* **Tarefas a realizar**:
(a) No artigo, quanto tempo depois da prisão do marido Eunice Paiva recebe a certidão de óbito?
(b) Reproduza o artigo de "O luto e sua" até "sepultar seus mortos.", inclusive, rebatizando "Sófocles" como "Eurípides".

* **Trecho**:
******
NOTÍCIAS
Artigo – Estamos aqui
10 DE MARçO DE 2025
Nos últimos meses, as conversas, presenciais e digitais têm sido dominadas por um assunto: o filme Ainda Estou Aqui. Em linhas gerais, o filme narra a história da família Paiva e os horrores enfrentados durante a ditadura. Eunice Paiva protagoniza a saga familiar em busca de respostas e justiça pela prisão e desaparecimento de seu marido, Marcelo Rubens Paiva, que foi sequestrado, preso, torturado e morto.
O filme evidencia como a prisão e o “desaparecimento” – termo que coloco entre aspas por não se tratar de um desaparecimento propriamente dito – permeiam de maneira cruel a dinâmica dessa família ao longo dos anos.
Um dos pontos altos do filme – e da própria trajetória da Eunice Paiva – é o momento em que a viúva recebe, quase 25 anos após a prisão do marido, a certidão de óbito. No registro do óbito, encontra-se o elemento simbólico: diante da ausência do corpo, é o registro no livro que concretiza o fim.
O luto e sua vivência são questões trans-históricas, atravessam o tempo. Ainda na Grécia Antiga, no século V a.C., Sófocles narrava, em Antígona, a história de uma mulher que reivindicava o direito natural de enterrar seus mortos. Dois mil e quinhentos anos depois, como se o tempo não tivesse passado, Eunice Paiva e tantas outras mulheres continuam reivindicando do Estado o direito de velar e sepultar seus mortos.
Mais do que um direito hoje positivado, trata-se de uma marcação simbólica. Eunice, uma Antígona do mundo contemporâneo, exige justiça, insta que o Estado brasileiro reconheça a tortura, o sequestro e a ocultação de cadáver.
******
* **Dados fornecidos**:

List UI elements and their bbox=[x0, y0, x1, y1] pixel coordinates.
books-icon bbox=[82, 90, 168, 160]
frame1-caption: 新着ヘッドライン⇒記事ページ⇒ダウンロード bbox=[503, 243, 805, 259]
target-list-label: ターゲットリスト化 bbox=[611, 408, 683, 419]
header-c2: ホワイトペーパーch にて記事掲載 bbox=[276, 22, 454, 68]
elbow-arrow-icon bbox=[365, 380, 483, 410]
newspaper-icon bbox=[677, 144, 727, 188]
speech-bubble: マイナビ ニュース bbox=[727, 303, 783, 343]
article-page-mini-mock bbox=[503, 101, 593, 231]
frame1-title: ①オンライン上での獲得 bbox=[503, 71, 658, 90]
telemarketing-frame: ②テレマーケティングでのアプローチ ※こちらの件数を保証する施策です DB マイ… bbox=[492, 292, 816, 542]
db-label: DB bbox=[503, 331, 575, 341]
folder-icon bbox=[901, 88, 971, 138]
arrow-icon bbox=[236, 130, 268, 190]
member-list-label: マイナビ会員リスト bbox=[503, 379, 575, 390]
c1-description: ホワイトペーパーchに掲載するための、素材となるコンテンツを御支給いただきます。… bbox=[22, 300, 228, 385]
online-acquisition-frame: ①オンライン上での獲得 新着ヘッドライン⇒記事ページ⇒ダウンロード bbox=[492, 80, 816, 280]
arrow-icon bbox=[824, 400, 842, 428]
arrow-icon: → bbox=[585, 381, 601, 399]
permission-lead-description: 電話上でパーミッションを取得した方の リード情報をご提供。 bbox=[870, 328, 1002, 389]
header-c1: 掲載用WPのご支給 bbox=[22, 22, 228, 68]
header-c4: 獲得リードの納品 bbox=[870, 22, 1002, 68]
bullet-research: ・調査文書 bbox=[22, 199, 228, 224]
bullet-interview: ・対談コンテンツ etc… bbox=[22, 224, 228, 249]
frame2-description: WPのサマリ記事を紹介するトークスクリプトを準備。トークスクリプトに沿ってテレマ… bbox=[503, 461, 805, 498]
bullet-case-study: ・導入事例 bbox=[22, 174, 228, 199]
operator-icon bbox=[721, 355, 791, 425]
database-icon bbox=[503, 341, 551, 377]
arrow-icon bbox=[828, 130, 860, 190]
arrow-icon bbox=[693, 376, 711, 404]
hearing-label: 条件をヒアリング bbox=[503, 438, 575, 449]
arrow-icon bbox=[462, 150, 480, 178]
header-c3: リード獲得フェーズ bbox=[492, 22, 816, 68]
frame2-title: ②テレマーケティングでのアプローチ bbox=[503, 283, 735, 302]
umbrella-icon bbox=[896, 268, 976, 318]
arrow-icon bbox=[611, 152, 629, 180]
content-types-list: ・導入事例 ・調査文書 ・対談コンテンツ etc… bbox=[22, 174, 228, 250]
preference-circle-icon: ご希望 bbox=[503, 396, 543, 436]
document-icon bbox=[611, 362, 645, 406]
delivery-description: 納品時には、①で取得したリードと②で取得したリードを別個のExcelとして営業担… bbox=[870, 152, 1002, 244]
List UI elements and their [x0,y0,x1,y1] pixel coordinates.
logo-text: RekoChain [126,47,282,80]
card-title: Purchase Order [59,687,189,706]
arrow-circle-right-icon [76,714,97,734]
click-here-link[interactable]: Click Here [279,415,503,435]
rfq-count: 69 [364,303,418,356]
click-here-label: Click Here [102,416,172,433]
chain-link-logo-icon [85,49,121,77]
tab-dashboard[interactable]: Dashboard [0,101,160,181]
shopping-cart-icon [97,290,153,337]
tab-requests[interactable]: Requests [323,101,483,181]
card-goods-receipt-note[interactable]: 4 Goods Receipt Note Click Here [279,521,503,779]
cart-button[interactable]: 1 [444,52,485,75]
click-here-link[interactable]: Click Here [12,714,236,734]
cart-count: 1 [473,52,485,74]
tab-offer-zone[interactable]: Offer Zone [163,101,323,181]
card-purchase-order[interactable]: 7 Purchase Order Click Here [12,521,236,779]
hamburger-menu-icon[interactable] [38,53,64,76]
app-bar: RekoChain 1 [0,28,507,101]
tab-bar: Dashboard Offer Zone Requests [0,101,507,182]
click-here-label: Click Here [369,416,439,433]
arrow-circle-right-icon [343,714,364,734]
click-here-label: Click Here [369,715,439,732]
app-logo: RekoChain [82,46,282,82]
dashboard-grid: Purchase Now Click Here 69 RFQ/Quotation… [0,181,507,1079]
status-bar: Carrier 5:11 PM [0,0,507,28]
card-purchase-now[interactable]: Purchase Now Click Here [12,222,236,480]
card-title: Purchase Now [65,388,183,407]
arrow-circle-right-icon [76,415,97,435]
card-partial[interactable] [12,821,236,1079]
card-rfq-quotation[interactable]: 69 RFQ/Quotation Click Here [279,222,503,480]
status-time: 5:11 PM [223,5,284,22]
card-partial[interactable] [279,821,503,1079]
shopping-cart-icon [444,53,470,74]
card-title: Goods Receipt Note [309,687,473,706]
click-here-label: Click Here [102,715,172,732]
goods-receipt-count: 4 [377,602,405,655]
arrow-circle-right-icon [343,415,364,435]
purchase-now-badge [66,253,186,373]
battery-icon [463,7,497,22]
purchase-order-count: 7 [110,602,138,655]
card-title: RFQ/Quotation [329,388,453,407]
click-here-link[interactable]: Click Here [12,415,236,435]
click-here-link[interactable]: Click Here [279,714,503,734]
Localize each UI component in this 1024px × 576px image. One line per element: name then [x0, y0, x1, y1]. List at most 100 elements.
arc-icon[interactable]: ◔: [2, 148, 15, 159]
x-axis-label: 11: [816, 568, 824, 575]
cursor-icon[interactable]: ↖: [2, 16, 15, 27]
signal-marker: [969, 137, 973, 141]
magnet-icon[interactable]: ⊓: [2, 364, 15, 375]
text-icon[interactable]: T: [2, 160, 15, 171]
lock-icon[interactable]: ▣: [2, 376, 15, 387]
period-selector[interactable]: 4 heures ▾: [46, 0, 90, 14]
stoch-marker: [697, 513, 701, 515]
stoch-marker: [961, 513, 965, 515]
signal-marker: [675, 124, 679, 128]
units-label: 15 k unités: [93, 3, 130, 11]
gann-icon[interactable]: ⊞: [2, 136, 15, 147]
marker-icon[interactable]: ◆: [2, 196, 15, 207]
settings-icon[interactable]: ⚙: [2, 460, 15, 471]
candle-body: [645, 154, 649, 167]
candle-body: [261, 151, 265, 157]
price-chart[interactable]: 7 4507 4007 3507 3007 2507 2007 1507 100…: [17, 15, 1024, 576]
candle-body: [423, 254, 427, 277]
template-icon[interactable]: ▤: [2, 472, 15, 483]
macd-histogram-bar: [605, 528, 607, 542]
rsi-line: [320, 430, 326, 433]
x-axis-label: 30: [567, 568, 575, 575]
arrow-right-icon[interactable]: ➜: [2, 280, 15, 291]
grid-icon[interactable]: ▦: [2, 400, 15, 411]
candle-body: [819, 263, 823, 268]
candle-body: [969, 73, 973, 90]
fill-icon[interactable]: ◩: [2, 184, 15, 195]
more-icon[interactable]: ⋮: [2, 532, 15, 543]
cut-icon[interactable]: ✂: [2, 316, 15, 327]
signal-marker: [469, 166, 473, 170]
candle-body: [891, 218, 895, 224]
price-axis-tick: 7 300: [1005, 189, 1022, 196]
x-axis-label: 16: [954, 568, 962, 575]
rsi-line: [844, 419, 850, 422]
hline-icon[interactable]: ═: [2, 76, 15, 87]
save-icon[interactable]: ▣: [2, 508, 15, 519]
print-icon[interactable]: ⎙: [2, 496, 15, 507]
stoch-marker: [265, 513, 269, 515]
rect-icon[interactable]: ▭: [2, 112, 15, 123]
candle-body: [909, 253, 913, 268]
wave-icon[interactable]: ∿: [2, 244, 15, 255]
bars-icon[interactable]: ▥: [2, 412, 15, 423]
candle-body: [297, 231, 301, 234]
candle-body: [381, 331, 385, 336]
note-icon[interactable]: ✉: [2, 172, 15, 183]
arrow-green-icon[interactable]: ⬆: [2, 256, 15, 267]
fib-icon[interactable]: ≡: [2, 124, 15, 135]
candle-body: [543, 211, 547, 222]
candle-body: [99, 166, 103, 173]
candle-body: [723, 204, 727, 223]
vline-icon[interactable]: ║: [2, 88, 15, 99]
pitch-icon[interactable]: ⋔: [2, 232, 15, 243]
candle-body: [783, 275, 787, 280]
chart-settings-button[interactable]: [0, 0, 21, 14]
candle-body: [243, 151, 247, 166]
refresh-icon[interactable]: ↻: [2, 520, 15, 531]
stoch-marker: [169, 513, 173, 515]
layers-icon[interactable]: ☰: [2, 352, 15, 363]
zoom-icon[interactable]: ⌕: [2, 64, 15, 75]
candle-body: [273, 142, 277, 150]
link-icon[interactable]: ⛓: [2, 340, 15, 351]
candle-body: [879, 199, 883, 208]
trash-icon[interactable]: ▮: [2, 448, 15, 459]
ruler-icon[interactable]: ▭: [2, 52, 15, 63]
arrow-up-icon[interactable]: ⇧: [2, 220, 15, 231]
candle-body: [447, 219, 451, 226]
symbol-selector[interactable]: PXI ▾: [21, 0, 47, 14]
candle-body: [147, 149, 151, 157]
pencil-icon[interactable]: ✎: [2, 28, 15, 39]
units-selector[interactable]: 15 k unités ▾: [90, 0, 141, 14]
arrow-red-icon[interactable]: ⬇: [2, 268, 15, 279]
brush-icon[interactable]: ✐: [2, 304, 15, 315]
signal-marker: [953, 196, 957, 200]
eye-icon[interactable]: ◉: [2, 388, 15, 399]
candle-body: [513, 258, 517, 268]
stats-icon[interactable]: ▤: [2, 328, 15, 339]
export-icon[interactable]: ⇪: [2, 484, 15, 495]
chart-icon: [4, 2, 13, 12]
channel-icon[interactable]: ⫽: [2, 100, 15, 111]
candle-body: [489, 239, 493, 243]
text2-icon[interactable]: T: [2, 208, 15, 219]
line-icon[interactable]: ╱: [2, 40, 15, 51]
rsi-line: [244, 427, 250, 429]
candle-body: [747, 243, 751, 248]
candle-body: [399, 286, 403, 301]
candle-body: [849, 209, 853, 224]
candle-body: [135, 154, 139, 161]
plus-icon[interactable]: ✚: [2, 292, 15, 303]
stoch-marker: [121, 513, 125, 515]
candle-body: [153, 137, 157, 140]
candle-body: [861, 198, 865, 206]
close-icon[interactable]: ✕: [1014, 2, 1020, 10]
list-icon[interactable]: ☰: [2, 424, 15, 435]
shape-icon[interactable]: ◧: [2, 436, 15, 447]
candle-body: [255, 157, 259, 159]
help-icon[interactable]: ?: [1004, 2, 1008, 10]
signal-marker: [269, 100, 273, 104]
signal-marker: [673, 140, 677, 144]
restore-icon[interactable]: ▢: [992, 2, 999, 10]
******
* **Respostas fornecidas**:
(a) Quase 25 anos após a prisão do marido.

(b)
O luto e sua vivência são questões trans-históricas, atravessam o tempo. Ainda na Grécia Antiga, no século V a.C., Eurípides narrava, em Antígona, a história de uma mulher que reivindicava o direito natural de enterrar seus mortos. Dois mil e quinhentos anos depois, como se o tempo não tivesse passado, Eunice Paiva e tantas outras mulheres continuam reivindicando do Estado o direito de velar e sepultar seus mortos.